Saved entries:
--- Start ---
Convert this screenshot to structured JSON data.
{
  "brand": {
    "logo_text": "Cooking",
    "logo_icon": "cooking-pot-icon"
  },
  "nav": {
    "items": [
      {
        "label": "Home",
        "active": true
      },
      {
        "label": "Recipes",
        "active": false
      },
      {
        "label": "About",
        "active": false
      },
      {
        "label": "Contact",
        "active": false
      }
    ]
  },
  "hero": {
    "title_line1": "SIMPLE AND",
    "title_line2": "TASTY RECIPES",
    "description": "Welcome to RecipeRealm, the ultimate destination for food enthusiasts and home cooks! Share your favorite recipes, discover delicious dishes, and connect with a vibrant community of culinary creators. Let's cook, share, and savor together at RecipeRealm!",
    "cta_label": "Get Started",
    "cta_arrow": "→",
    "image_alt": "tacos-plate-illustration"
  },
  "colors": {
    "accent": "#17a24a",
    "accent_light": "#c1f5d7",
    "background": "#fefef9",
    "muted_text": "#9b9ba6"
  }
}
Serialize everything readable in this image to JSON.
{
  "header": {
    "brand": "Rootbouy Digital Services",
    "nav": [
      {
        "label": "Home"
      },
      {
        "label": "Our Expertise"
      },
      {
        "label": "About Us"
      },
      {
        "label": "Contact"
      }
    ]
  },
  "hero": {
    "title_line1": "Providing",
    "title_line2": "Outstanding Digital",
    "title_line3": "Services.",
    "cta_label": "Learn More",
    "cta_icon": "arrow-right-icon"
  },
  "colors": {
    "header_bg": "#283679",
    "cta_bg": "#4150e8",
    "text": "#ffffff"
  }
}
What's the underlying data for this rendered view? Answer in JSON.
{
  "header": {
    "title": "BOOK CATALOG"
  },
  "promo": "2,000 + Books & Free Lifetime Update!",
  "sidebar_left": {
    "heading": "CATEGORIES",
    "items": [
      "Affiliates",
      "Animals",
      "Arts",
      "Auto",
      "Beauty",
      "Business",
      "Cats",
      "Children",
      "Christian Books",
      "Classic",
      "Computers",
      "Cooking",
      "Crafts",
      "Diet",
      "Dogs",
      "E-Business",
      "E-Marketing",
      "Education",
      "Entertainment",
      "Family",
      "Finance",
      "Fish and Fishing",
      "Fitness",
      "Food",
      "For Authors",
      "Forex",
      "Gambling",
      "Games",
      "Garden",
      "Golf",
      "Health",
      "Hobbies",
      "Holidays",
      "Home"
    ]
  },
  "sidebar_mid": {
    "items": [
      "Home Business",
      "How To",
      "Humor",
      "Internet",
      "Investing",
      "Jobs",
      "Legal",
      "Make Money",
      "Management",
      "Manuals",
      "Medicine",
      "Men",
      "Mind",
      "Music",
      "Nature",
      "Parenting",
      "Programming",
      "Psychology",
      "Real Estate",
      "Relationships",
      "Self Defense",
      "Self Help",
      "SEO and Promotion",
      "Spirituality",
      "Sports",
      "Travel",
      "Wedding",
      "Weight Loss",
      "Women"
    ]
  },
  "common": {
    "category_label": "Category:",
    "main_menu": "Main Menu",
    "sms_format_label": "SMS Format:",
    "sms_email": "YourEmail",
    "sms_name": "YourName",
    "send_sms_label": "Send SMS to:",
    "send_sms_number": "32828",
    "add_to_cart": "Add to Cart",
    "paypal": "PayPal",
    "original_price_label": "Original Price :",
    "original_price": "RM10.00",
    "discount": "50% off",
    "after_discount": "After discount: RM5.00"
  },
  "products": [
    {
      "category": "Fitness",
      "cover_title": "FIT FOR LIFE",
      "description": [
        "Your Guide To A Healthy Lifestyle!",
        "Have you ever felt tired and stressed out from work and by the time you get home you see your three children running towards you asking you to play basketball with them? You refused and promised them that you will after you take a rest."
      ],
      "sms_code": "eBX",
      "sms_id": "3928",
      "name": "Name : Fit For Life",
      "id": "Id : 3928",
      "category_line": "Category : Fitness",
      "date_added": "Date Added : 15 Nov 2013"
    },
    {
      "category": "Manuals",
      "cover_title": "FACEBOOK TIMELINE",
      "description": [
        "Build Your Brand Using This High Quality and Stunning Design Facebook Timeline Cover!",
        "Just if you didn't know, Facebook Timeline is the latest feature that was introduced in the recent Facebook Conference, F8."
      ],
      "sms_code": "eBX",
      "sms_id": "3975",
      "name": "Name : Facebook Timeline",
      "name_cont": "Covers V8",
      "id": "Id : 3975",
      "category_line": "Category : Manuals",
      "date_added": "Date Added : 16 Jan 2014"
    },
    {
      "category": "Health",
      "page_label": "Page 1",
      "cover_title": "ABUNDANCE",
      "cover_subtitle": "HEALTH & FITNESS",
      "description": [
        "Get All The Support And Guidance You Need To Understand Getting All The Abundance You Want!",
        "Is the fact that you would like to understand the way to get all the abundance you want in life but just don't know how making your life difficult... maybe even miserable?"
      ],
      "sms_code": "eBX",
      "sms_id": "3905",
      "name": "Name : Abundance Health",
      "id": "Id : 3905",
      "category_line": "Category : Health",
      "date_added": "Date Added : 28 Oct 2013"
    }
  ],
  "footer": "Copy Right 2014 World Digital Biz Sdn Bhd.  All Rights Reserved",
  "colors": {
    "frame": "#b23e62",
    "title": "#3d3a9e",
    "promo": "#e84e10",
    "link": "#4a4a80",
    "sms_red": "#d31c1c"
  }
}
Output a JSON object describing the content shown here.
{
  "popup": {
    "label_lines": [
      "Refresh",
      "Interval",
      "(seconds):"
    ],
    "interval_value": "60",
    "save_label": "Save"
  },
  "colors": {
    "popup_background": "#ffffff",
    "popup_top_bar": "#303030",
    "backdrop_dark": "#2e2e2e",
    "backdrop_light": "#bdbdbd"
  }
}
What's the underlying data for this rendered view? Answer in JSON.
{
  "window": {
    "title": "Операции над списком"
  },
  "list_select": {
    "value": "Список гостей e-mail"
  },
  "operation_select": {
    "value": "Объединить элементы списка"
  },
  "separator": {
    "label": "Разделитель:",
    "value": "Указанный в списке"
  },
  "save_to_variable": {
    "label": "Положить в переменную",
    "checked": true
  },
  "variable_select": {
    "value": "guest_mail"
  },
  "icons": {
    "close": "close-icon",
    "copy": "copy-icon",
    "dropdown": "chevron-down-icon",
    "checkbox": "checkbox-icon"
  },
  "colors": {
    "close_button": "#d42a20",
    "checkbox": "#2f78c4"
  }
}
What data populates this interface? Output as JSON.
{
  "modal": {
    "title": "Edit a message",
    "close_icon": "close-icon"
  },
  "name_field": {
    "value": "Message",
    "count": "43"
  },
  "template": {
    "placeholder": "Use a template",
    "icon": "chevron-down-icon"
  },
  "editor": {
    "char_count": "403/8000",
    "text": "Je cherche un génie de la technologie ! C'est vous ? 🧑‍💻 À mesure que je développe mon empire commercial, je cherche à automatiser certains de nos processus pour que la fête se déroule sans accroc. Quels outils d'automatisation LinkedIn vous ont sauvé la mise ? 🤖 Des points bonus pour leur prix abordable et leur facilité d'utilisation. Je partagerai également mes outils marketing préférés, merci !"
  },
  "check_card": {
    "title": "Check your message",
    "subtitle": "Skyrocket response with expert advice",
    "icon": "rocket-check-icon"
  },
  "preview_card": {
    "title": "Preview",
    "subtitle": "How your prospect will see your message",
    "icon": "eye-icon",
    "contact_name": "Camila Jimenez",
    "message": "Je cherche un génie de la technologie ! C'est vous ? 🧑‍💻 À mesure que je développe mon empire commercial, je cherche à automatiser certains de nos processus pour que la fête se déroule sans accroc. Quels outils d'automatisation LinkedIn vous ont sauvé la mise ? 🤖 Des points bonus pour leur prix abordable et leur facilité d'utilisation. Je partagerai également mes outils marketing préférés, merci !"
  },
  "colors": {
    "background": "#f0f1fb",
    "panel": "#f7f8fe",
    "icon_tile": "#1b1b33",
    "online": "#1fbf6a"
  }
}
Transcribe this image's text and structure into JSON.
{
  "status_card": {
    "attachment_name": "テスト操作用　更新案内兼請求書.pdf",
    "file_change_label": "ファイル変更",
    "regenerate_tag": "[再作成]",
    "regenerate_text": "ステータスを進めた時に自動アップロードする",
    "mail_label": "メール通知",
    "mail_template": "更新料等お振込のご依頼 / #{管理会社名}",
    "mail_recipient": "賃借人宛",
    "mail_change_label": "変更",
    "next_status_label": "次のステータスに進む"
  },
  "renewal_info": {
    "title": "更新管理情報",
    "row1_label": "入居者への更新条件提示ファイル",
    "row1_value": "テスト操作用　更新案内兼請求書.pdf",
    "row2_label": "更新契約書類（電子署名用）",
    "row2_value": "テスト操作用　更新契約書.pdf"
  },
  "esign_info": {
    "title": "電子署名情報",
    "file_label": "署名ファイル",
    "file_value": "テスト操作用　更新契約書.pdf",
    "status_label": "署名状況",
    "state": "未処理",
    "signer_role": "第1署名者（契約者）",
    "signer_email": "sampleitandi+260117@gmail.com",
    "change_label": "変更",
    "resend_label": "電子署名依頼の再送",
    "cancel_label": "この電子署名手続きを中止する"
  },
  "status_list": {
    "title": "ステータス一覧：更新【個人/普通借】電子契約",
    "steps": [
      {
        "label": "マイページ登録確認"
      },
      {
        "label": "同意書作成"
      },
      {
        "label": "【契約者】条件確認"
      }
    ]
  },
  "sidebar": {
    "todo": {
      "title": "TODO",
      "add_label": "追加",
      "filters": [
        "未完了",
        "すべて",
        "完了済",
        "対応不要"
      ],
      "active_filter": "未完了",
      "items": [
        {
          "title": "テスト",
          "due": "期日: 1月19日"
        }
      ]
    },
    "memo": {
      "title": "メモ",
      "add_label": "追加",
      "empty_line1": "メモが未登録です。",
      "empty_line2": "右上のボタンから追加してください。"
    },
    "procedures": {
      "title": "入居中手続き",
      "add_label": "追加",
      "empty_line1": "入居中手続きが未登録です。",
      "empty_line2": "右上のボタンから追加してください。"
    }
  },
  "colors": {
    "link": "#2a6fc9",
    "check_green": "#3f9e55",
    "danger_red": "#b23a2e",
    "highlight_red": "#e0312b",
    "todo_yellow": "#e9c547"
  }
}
--- End ---
● Exercise
Copy out every line of the data that includes the word "vous".

● Solution to the exercise
    "text": "Je cherche un génie de la technologie ! C'est vous ? 🧑‍💻 À mesure que je développe mon empire commercial, je cherche à automatiser certains de nos processus pour que la fête se déroule sans accroc. Quels outils d'automatisation LinkedIn vous ont sauvé la mise ? 🤖 Des points bonus pour leur prix abordable et leur facilité d'utilisation. Je partagerai également mes outils marketing préférés, merci !"
    "message": "Je cherche un génie de la technologie ! C'est vous ? 🧑‍💻 À mesure que je développe mon empire commercial, je cherche à automatiser certains de nos processus pour que la fête se déroule sans accroc. Quels outils d'automatisation LinkedIn vous ont sauvé la mise ? 🤖 Des points bonus pour leur prix abordable et leur facilité d'utilisation. Je partagerai également mes outils marketing préférés, merci !"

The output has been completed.